Materials and Methods
This study is a decision analysis examining economic and patient outcomes. Prior to study commencement, the data protection officer of Coreva Scientific performed an assessment for risk of personal and/or identifiable data in compliance with the European General Data Protection Regulation. Ethical approval for this study and written informed consent from the participants of the study were not required in accordance with local legislation and national guidelines. It adheres to the Consolidated Health Economic Evaluation Reporting Standards (CHEERS).
Post-referral Analysis
The primary outcome of the analysis was to assess costs from the perspective of a public payer for patients in a bariatric surgical care program in Canada. Informed by published data, the decision analysis estimates the differences in these costs between a standard care pathway (taken as the average Canadian bariatric surgical care pathway) and a pathway with improvements in shortened wait times and improved post-surgical weight loss. Costs include primary RYGB surgery and associated complications and comorbidities (diabetes, hypertension, and dyslipidemia) over a 10-year time horizon. The time horizon was chosen to allow capture of comparable post-surgical data for the standard care and improved care pathways, since surgery will occur at different times. Differences are expressed as costs (or comorbidity prevalence) in the improved path minus corresponding values in the standard care path.
^^^^
## Task instructions
a – Copy the passage from the bariatric surgery cost study, everything from "Materials and Methods" down to "Reporting Standards (CHEERS).", word for word.
b – Extend the bariatric surgery cost study passage by writing what comes next after its final sentence.

## Extracted data
^^^^
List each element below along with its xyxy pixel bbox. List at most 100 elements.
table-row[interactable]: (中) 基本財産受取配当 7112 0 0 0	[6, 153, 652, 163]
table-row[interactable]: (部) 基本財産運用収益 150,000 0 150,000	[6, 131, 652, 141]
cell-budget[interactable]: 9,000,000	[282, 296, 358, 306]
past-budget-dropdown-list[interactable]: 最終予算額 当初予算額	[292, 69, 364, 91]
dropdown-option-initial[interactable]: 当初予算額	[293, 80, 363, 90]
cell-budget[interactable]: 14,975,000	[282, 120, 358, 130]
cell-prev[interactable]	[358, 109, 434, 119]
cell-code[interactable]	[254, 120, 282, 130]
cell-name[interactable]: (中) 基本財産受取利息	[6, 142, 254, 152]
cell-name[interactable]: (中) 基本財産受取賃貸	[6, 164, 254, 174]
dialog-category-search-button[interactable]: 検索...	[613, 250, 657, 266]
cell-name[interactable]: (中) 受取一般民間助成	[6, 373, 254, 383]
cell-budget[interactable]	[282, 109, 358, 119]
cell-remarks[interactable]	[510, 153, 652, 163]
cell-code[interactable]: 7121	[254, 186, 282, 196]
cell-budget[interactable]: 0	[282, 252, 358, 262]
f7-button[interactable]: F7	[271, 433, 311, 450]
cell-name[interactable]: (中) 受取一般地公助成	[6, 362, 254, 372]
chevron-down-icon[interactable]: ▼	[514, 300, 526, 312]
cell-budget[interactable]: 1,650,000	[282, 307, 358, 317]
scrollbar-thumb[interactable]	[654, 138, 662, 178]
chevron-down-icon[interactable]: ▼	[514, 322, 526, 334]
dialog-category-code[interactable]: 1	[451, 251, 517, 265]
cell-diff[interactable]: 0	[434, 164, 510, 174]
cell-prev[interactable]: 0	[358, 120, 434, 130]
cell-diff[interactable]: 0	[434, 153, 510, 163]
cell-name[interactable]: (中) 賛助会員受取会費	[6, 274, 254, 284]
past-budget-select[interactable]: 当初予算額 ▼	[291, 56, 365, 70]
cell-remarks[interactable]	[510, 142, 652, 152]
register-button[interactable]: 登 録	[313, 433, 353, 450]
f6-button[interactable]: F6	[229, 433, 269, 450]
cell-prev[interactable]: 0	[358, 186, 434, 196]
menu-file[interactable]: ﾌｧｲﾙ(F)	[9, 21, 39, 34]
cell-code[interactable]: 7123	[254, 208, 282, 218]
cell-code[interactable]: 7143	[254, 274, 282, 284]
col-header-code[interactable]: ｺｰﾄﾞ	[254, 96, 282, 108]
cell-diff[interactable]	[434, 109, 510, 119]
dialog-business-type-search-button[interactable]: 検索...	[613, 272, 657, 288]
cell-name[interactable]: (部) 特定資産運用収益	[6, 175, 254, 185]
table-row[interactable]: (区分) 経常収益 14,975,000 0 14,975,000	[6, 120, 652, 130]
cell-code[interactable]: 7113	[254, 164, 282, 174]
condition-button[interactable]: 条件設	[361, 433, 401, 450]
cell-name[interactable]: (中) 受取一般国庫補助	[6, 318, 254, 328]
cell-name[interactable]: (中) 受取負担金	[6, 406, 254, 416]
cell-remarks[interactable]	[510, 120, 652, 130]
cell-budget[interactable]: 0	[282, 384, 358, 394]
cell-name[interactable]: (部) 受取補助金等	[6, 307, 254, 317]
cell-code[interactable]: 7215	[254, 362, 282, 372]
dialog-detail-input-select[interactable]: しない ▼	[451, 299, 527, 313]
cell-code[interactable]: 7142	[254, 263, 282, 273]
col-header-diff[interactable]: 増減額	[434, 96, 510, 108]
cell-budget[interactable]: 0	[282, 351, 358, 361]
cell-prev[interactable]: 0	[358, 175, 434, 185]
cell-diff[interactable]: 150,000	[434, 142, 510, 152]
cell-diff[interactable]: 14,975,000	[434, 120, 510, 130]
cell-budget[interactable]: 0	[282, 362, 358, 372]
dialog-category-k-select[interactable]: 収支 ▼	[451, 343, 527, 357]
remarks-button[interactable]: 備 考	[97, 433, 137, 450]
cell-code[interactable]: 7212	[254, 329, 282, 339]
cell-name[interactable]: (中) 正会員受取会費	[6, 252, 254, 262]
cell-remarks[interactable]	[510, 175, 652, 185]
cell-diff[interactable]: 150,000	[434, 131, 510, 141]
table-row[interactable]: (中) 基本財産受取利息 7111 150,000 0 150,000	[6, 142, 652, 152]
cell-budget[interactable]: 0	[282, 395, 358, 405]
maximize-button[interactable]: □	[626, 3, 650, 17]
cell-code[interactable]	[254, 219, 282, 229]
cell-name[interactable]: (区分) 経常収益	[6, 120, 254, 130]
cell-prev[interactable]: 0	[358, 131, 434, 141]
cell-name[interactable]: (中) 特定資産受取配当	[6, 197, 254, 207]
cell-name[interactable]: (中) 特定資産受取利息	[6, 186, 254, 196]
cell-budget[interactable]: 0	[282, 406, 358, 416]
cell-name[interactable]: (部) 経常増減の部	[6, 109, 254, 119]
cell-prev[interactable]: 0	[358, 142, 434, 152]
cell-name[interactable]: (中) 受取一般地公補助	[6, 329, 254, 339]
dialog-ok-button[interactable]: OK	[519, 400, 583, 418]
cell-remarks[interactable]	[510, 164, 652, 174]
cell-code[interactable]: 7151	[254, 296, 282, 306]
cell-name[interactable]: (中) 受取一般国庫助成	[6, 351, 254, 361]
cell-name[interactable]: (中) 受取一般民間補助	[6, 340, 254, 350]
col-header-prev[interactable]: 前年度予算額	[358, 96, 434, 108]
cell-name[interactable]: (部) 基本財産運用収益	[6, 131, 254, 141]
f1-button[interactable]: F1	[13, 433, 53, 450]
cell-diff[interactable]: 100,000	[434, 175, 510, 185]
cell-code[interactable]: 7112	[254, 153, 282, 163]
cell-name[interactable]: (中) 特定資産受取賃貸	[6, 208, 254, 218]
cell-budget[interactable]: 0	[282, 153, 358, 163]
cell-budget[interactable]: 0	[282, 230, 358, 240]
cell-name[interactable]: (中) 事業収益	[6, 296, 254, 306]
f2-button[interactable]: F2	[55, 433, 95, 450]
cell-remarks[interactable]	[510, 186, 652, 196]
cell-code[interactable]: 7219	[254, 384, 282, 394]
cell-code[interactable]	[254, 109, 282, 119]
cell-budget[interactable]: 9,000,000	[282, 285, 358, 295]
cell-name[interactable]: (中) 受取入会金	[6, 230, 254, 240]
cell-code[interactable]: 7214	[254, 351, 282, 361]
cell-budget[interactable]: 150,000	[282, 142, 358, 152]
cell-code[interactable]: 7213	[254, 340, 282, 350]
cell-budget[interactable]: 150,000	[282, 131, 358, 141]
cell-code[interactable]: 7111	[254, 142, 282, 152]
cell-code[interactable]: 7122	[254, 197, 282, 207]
^^^^
## Activity answers
a –
Materials and Methods
This study is a decision analysis examining economic and patient outcomes. Prior to study commencement, the data protection officer of Coreva Scientific performed an assessment for risk of personal and/or identifiable data in compliance with the European General Data Protection Regulation. Ethical approval for this study and written informed consent from the participants of the study were not required in accordance with local legislation and national guidelines. It adheres to the Consolidated Health Economic Evaluation Reporting Standards (CHEERS).

b –
Pre-surgical Period
Few studies provide detailed data on patients during the presurgical period. The study of Padwal et al. (15) provides such data in the Canadian setting (the province of Alberta) from which parameters relevant to the study can be estimated. Patient demographics and baseline comorbidity prevalence (type 2 diabetes, hypertension, and dyslipidemia) are taken from the study (Table 1) and these values are broadly consistent with reports of comorbidity prevalence in other Canadian studies (Supplementary Materials, section 1, Supplementary Table 1). Incidence of comorbidity onset is modeled using data from patients who were waitlisted and some who were denied surgery in the US setting as the only identified source of data describing comorbidity evolution among bariatric surgery candidates (Supplementary Materials, section 1) (17).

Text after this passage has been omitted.